*Material to process:*
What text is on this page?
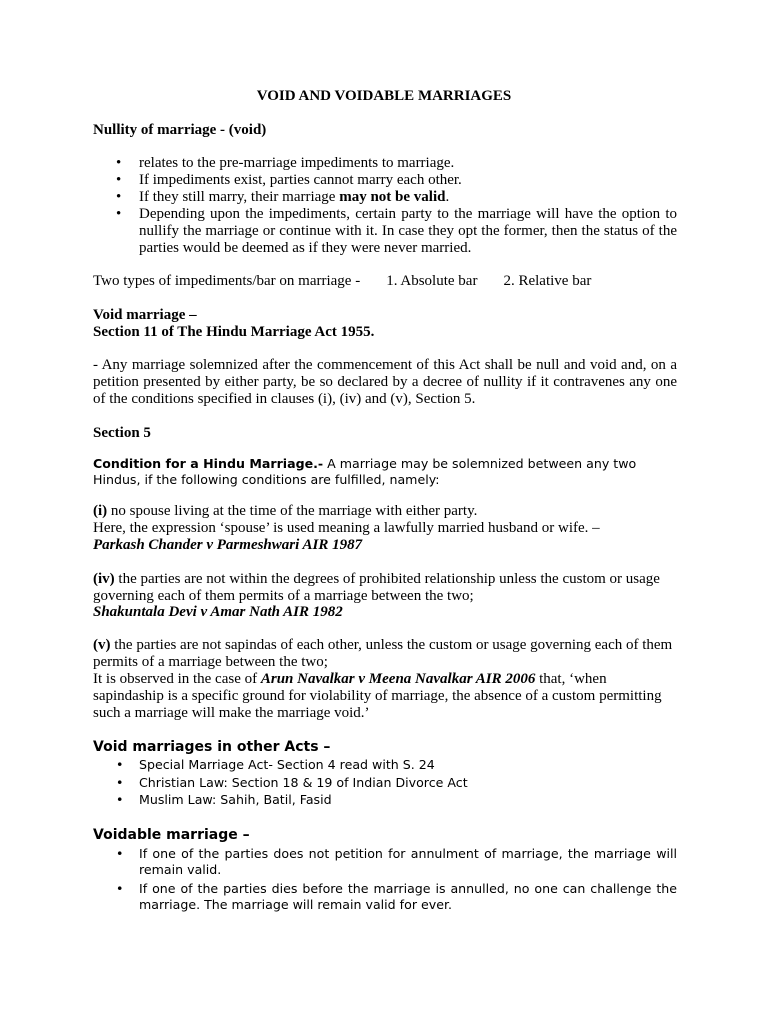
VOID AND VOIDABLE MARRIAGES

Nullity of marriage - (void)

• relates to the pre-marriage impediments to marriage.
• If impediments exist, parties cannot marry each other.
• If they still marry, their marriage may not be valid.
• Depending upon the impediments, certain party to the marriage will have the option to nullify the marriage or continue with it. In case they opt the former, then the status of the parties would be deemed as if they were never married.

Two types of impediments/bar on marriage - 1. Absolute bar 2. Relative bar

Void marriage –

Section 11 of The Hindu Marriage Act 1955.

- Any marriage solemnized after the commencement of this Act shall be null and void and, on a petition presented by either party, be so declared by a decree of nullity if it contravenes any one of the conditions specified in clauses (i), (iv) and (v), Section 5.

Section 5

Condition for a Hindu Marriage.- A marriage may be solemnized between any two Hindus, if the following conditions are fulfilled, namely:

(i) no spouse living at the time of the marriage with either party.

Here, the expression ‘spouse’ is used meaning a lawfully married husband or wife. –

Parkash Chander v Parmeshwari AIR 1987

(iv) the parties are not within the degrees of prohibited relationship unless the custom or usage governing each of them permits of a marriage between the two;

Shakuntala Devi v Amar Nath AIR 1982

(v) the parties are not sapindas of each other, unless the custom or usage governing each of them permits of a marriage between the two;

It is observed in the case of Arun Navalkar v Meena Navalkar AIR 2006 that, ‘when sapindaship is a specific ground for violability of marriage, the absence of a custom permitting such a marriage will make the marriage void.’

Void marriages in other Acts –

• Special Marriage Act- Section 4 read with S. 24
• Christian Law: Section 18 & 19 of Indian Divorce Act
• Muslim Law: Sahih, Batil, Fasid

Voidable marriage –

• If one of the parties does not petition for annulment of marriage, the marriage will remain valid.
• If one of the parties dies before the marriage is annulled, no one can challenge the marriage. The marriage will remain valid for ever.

*Task requirements:*
Copy every record above exactly, leaving out any pictures.

*Complete answer:*
What text is on this page?
VOID AND VOIDABLE MARRIAGES

Nullity of marriage - (void)

• relates to the pre-marriage impediments to marriage.
• If impediments exist, parties cannot marry each other.
• If they still marry, their marriage may not be valid.
• Depending upon the impediments, certain party to the marriage will have the option to nullify the marriage or continue with it. In case they opt the former, then the status of the parties would be deemed as if they were never married.

Two types of impediments/bar on marriage - 1. Absolute bar 2. Relative bar

Void marriage –

Section 11 of The Hindu Marriage Act 1955.

- Any marriage solemnized after the commencement of this Act shall be null and void and, on a petition presented by either party, be so declared by a decree of nullity if it contravenes any one of the conditions specified in clauses (i), (iv) and (v), Section 5.

Section 5

Condition for a Hindu Marriage.- A marriage may be solemnized between any two Hindus, if the following conditions are fulfilled, namely:

(i) no spouse living at the time of the marriage with either party.

Here, the expression ‘spouse’ is used meaning a lawfully married husband or wife. –

Parkash Chander v Parmeshwari AIR 1987

(iv) the parties are not within the degrees of prohibited relationship unless the custom or usage governing each of them permits of a marriage between the two;

Shakuntala Devi v Amar Nath AIR 1982

(v) the parties are not sapindas of each other, unless the custom or usage governing each of them permits of a marriage between the two;

It is observed in the case of Arun Navalkar v Meena Navalkar AIR 2006 that, ‘when sapindaship is a specific ground for violability of marriage, the absence of a custom permitting such a marriage will make the marriage void.’

Void marriages in other Acts –

• Special Marriage Act- Section 4 read with S. 24
• Christian Law: Section 18 & 19 of Indian Divorce Act
• Muslim Law: Sahih, Batil, Fasid

Voidable marriage –

• If one of the parties does not petition for annulment of marriage, the marriage will remain valid.
• If one of the parties dies before the marriage is annulled, no one can challenge the marriage. The marriage will remain valid for ever.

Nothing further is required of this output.